- _Requirements_: Copy the data below word for word, all of it from start to end. Leave the pictures out of your copy.

*** Source records

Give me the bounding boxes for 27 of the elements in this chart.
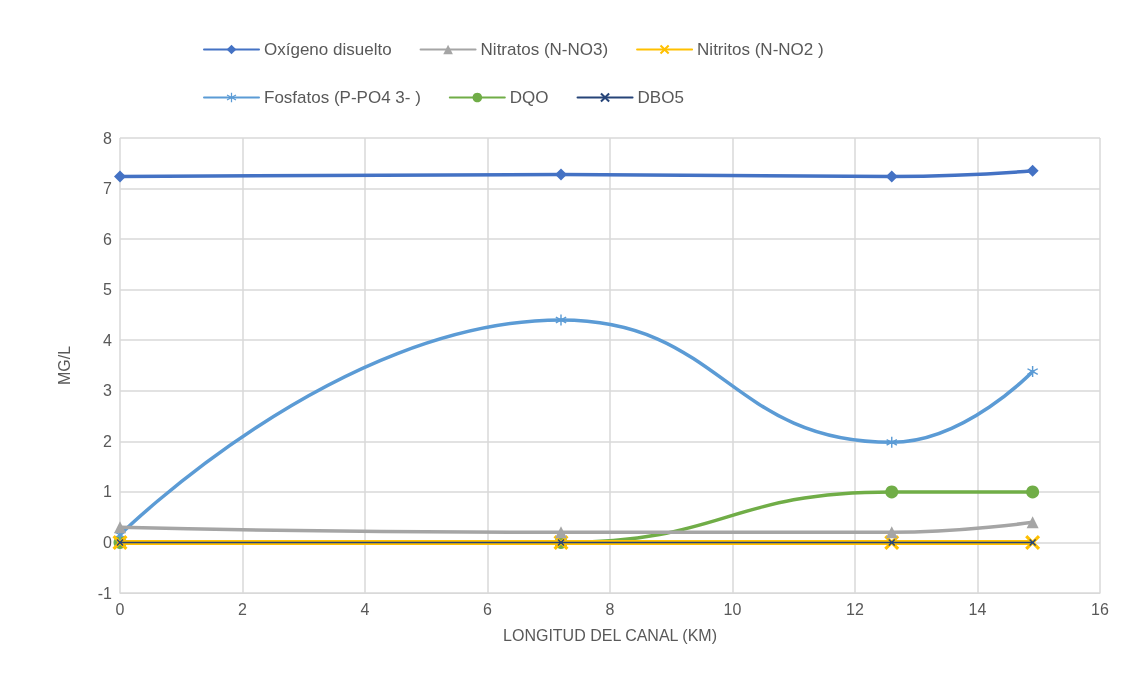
y-tick-label: 6 [103, 230, 113, 248]
legend-label: Oxígeno disuelto [264, 40, 392, 59]
y-tick-label: 8 [103, 129, 113, 147]
x-tick-label: 12 [846, 600, 864, 618]
legend-label: Nitratos (N-NO3) [480, 40, 609, 59]
y-tick-label: 3 [103, 382, 113, 400]
x-tick-label: 8 [605, 600, 615, 618]
x-tick-label: 2 [238, 600, 248, 618]
legend-label: DBO5 [637, 88, 684, 107]
y-tick-label: -1 [97, 584, 113, 602]
legend-label: Nitritos (N-NO2 ) [697, 40, 824, 59]
y-tick-label: 4 [103, 331, 113, 349]
x-tick-label: 4 [360, 600, 370, 618]
y-tick-label: 0 [103, 533, 113, 551]
x-tick-label: 10 [723, 600, 742, 618]
x-tick-label: 14 [968, 600, 987, 618]
y-tick-label: 5 [103, 281, 113, 299]
x-tick-label: 16 [1091, 600, 1109, 618]
y-tick-label: 7 [103, 180, 113, 198]
x-tick-label: 6 [483, 600, 493, 618]
y-axis-title: MG/L [55, 345, 73, 386]
y-tick-label: 2 [103, 432, 113, 450]
y-tick-label: 1 [103, 483, 113, 501]
x-tick-label: 0 [115, 600, 125, 618]
legend-label: Fosfatos (P-PO4 3- ) [264, 88, 421, 107]
x-axis-title: LONGITUD DEL CANAL (KM) [503, 626, 717, 644]
legend-label: DQO [509, 88, 549, 107]
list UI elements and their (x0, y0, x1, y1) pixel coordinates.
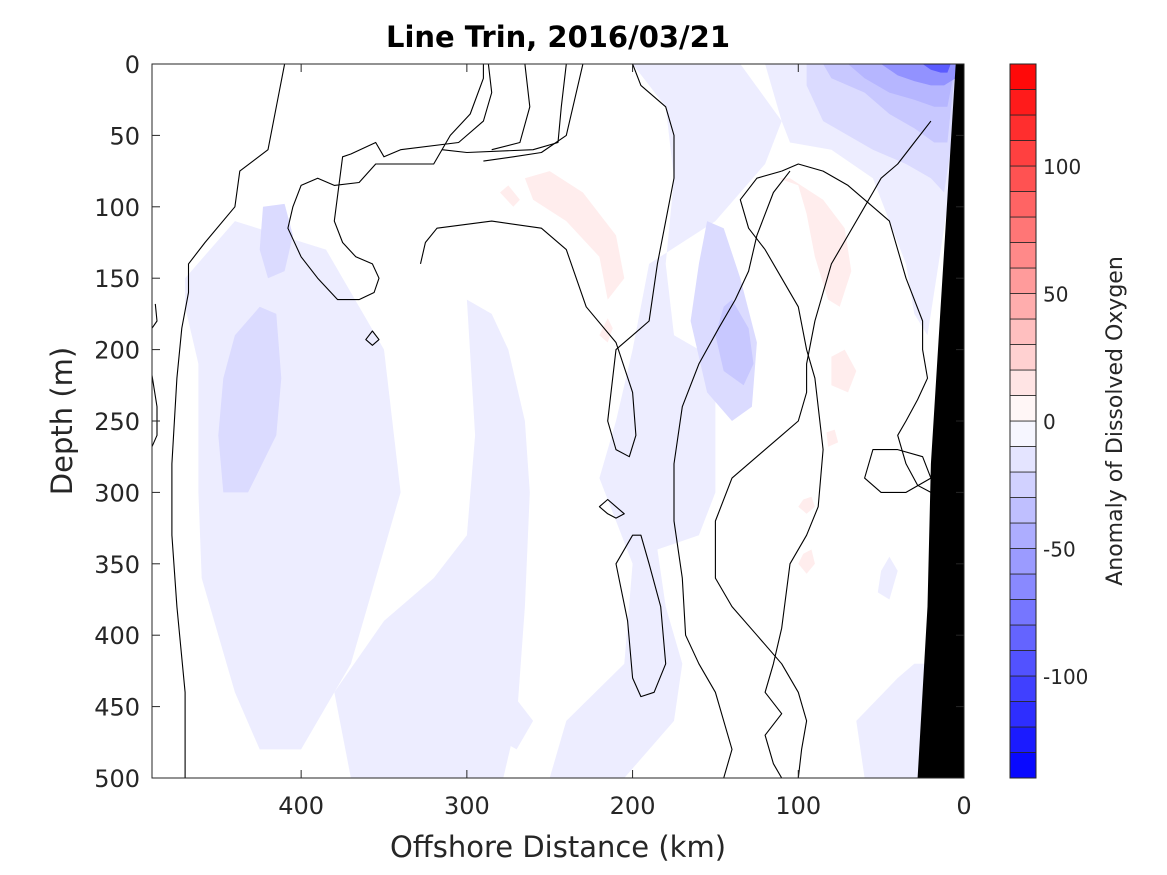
zero-contour-line (714, 120, 932, 778)
zero-contour-line (739, 170, 824, 778)
x-tick-label: 0 (956, 792, 971, 820)
anomaly-fill-regions (185, 64, 956, 778)
y-axis-label: Depth (m) (45, 347, 79, 495)
negative-anomaly-region (715, 299, 754, 386)
zero-contour-line (483, 64, 584, 162)
colorbar-step (1009, 242, 1037, 269)
colorbar-step (1009, 573, 1037, 600)
colorbar-step (1009, 726, 1037, 753)
y-axis-ticks: 0 50 100 150 200 250 300 350 400 450 500 (94, 51, 964, 793)
y-tick-label: 400 (94, 622, 140, 650)
colorbar-step (1009, 191, 1037, 218)
colorbar-step (1009, 216, 1037, 243)
negative-anomaly-region (922, 64, 951, 73)
land-mask (917, 64, 964, 778)
colorbar-step (1009, 446, 1037, 473)
positive-anomaly-region (826, 429, 839, 447)
colorbar-step (1009, 522, 1037, 549)
land-region (917, 64, 964, 778)
x-tick-label: 400 (278, 792, 324, 820)
zero-contour-line (491, 64, 531, 151)
y-tick-label: 500 (94, 765, 140, 793)
y-tick-label: 250 (94, 408, 140, 436)
colorbar-step (1009, 420, 1037, 447)
zero-contour-line (171, 64, 286, 778)
zero-contour-line (615, 534, 667, 698)
colorbar-step (1009, 165, 1037, 192)
y-tick-label: 50 (109, 122, 140, 150)
positive-anomaly-region (798, 549, 815, 574)
zero-contour-line (441, 64, 567, 154)
colorbar-tick-label: -100 (1043, 665, 1088, 689)
positive-anomaly-region (778, 178, 852, 307)
colorbar-step (1009, 318, 1037, 345)
x-axis-label: Offshore Distance (km) (390, 830, 726, 864)
negative-anomaly-region (877, 556, 898, 600)
colorbar-tick-label: -50 (1043, 538, 1076, 562)
colorbar-step (1009, 140, 1037, 167)
colorbar-step (1009, 675, 1037, 702)
positive-anomaly-region (798, 496, 815, 514)
x-tick-label: 100 (775, 792, 821, 820)
colorbar: -100 -50 0 50 100 Anomaly of Dissolved Oxyge… (1009, 63, 1128, 779)
plot-area: 400 300 200 100 0 0 50 100 150 200 250 300 350 400 45… (94, 51, 971, 820)
y-tick-label: 200 (94, 337, 140, 365)
x-axis-ticks: 400 300 200 100 0 (278, 64, 972, 820)
colorbar-label: Anomaly of Dissolved Oxygen (1103, 256, 1128, 586)
zero-contour-line (598, 498, 625, 519)
colorbar-tick-label: 100 (1043, 155, 1081, 179)
positive-anomaly-region (500, 185, 520, 207)
colorbar-ticks: -100 -50 0 50 100 (1043, 155, 1088, 689)
y-tick-label: 100 (94, 194, 140, 222)
negative-anomaly-region (218, 306, 282, 493)
zero-contour-line (673, 170, 791, 778)
colorbar-step (1009, 701, 1037, 728)
colorbar-tick-label: 0 (1043, 410, 1056, 434)
x-tick-label: 200 (610, 792, 656, 820)
colorbar-step (1009, 114, 1037, 141)
y-tick-label: 0 (125, 51, 140, 79)
zero-contour-line (864, 449, 932, 493)
positive-anomaly-region (831, 349, 857, 393)
colorbar-step (1009, 471, 1037, 498)
negative-anomaly-region (685, 106, 729, 193)
colorbar-step (1009, 63, 1037, 90)
colorbar-steps (1009, 63, 1037, 779)
negative-anomaly-region (259, 203, 293, 279)
negative-anomaly-region (491, 699, 534, 750)
y-tick-label: 300 (94, 479, 140, 507)
colorbar-step (1009, 599, 1037, 626)
zero-contour-line (365, 330, 380, 346)
negative-anomaly-region (856, 663, 940, 778)
colorbar-step (1009, 548, 1037, 575)
colorbar-step (1009, 89, 1037, 116)
colorbar-step (1009, 497, 1037, 524)
negative-anomaly-region (549, 64, 782, 778)
y-tick-label: 150 (94, 265, 140, 293)
colorbar-step (1009, 344, 1037, 371)
negative-anomaly-region (334, 299, 530, 778)
positive-anomaly-region (524, 171, 625, 300)
y-tick-label: 350 (94, 551, 140, 579)
colorbar-step (1009, 369, 1037, 396)
chart-title: Line Trin, 2016/03/21 (386, 20, 730, 54)
colorbar-tick-label: 50 (1043, 283, 1068, 307)
x-tick-label: 300 (444, 792, 490, 820)
colorbar-frame (1009, 63, 1037, 779)
y-tick-label: 450 (94, 694, 140, 722)
colorbar-step (1009, 650, 1037, 677)
zero-contour-lines (152, 64, 957, 778)
colorbar-step (1009, 267, 1037, 294)
zero-contour-line (152, 303, 158, 329)
zero-contour-line (287, 64, 493, 301)
colorbar-step (1009, 752, 1037, 779)
colorbar-step (1009, 293, 1037, 320)
zero-contour-line (419, 64, 675, 458)
colorbar-step (1009, 395, 1037, 422)
colorbar-step (1009, 624, 1037, 651)
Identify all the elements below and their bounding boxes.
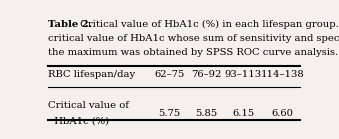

******

- _Complete answer_:
Give me the bounding boxes for 27 of the elements in this chart.
y-tick-label: 6 [103, 230, 113, 248]
legend-label: Oxígeno disuelto [264, 40, 392, 59]
y-tick-label: 8 [103, 129, 113, 147]
x-tick-label: 12 [846, 600, 864, 618]
legend-label: Nitratos (N-NO3) [480, 40, 609, 59]
y-tick-label: 3 [103, 382, 113, 400]
x-tick-label: 8 [605, 600, 615, 618]
x-tick-label: 2 [238, 600, 248, 618]
legend-label: DBO5 [637, 88, 684, 107]
y-tick-label: -1 [97, 584, 113, 602]
legend-label: Nitritos (N-NO2 ) [697, 40, 824, 59]
y-tick-label: 4 [103, 331, 113, 349]
x-tick-label: 4 [360, 600, 370, 618]
y-tick-label: 0 [103, 533, 113, 551]
x-tick-label: 10 [723, 600, 742, 618]
x-tick-label: 14 [968, 600, 987, 618]
y-tick-label: 5 [103, 281, 113, 299]
x-tick-label: 16 [1091, 600, 1109, 618]
y-tick-label: 7 [103, 180, 113, 198]
x-tick-label: 6 [483, 600, 493, 618]
y-axis-title: MG/L [55, 345, 73, 386]
y-tick-label: 2 [103, 432, 113, 450]
y-tick-label: 1 [103, 483, 113, 501]
x-tick-label: 0 [115, 600, 125, 618]
legend-label: Fosfatos (P-PO4 3- ) [264, 88, 421, 107]
x-axis-title: LONGITUD DEL CANAL (KM) [503, 626, 717, 644]
legend-label: DQO [509, 88, 549, 107]
list UI elements and their (x0, y0, x1, y1) pixel coordinates.
zero-contour-line (714, 120, 932, 778)
zero-contour-line (739, 170, 824, 778)
x-tick-label: 0 (956, 792, 971, 820)
anomaly-fill-regions (185, 64, 956, 778)
y-axis-label: Depth (m) (45, 347, 79, 495)
negative-anomaly-region (715, 299, 754, 386)
zero-contour-line (483, 64, 584, 162)
colorbar-step (1009, 242, 1037, 269)
colorbar-step (1009, 573, 1037, 600)
colorbar-step (1009, 726, 1037, 753)
y-axis-ticks: 0 50 100 150 200 250 300 350 400 450 500 (94, 51, 964, 793)
y-tick-label: 400 (94, 622, 140, 650)
colorbar-step (1009, 191, 1037, 218)
colorbar-step (1009, 216, 1037, 243)
negative-anomaly-region (922, 64, 951, 73)
land-mask (917, 64, 964, 778)
colorbar-step (1009, 446, 1037, 473)
positive-anomaly-region (826, 429, 839, 447)
colorbar-step (1009, 522, 1037, 549)
land-region (917, 64, 964, 778)
x-tick-label: 400 (278, 792, 324, 820)
zero-contour-line (491, 64, 531, 151)
y-tick-label: 500 (94, 765, 140, 793)
y-tick-label: 250 (94, 408, 140, 436)
colorbar-step (1009, 420, 1037, 447)
zero-contour-line (171, 64, 286, 778)
zero-contour-line (615, 534, 667, 698)
colorbar-step (1009, 165, 1037, 192)
y-tick-label: 50 (109, 122, 140, 150)
positive-anomaly-region (798, 549, 815, 574)
zero-contour-line (441, 64, 567, 154)
colorbar-tick-label: -100 (1043, 665, 1088, 689)
positive-anomaly-region (778, 178, 852, 307)
colorbar-step (1009, 318, 1037, 345)
x-axis-label: Offshore Distance (km) (390, 830, 726, 864)
negative-anomaly-region (877, 556, 898, 600)
colorbar-tick-label: -50 (1043, 538, 1076, 562)
colorbar-step (1009, 140, 1037, 167)
colorbar-step (1009, 675, 1037, 702)
positive-anomaly-region (798, 496, 815, 514)
x-tick-label: 100 (775, 792, 821, 820)
colorbar: -100 -50 0 50 100 Anomaly of Dissolved Oxyge… (1009, 63, 1128, 779)
plot-area: 400 300 200 100 0 0 50 100 150 200 250 300 350 400 45… (94, 51, 971, 820)
y-tick-label: 200 (94, 337, 140, 365)
x-axis-ticks: 400 300 200 100 0 (278, 64, 972, 820)
colorbar-label: Anomaly of Dissolved Oxygen (1103, 256, 1128, 586)
zero-contour-line (598, 498, 625, 519)
colorbar-tick-label: 100 (1043, 155, 1081, 179)
positive-anomaly-region (500, 185, 520, 207)
colorbar-ticks: -100 -50 0 50 100 (1043, 155, 1088, 689)
y-tick-label: 100 (94, 194, 140, 222)
negative-anomaly-region (218, 306, 282, 493)
zero-contour-line (673, 170, 791, 778)
colorbar-step (1009, 701, 1037, 728)
colorbar-tick-label: 0 (1043, 410, 1056, 434)
x-tick-label: 200 (610, 792, 656, 820)
colorbar-step (1009, 114, 1037, 141)
y-tick-label: 0 (125, 51, 140, 79)
zero-contour-line (864, 449, 932, 493)
positive-anomaly-region (831, 349, 857, 393)
colorbar-step (1009, 471, 1037, 498)
negative-anomaly-region (685, 106, 729, 193)
colorbar-step (1009, 63, 1037, 90)
colorbar-steps (1009, 63, 1037, 779)
negative-anomaly-region (259, 203, 293, 279)
negative-anomaly-region (491, 699, 534, 750)
y-tick-label: 300 (94, 479, 140, 507)
colorbar-step (1009, 599, 1037, 626)
zero-contour-line (365, 330, 380, 346)
negative-anomaly-region (856, 663, 940, 778)
colorbar-step (1009, 548, 1037, 575)
colorbar-step (1009, 89, 1037, 116)
colorbar-step (1009, 497, 1037, 524)
negative-anomaly-region (549, 64, 782, 778)
y-tick-label: 150 (94, 265, 140, 293)
colorbar-step (1009, 344, 1037, 371)
negative-anomaly-region (334, 299, 530, 778)
positive-anomaly-region (524, 171, 625, 300)
y-tick-label: 350 (94, 551, 140, 579)
colorbar-step (1009, 369, 1037, 396)
chart-title: Line Trin, 2016/03/21 (386, 20, 730, 54)
colorbar-tick-label: 50 (1043, 283, 1068, 307)
x-tick-label: 300 (444, 792, 490, 820)
colorbar-frame (1009, 63, 1037, 779)
y-tick-label: 450 (94, 694, 140, 722)
colorbar-step (1009, 650, 1037, 677)
zero-contour-lines (152, 64, 957, 778)
colorbar-step (1009, 267, 1037, 294)
zero-contour-line (152, 303, 158, 329)
zero-contour-line (287, 64, 493, 301)
colorbar-step (1009, 752, 1037, 779)
colorbar-step (1009, 293, 1037, 320)
zero-contour-line (419, 64, 675, 458)
colorbar-step (1009, 395, 1037, 422)
colorbar-step (1009, 624, 1037, 651)
Identify all the elements below and their bounding boxes.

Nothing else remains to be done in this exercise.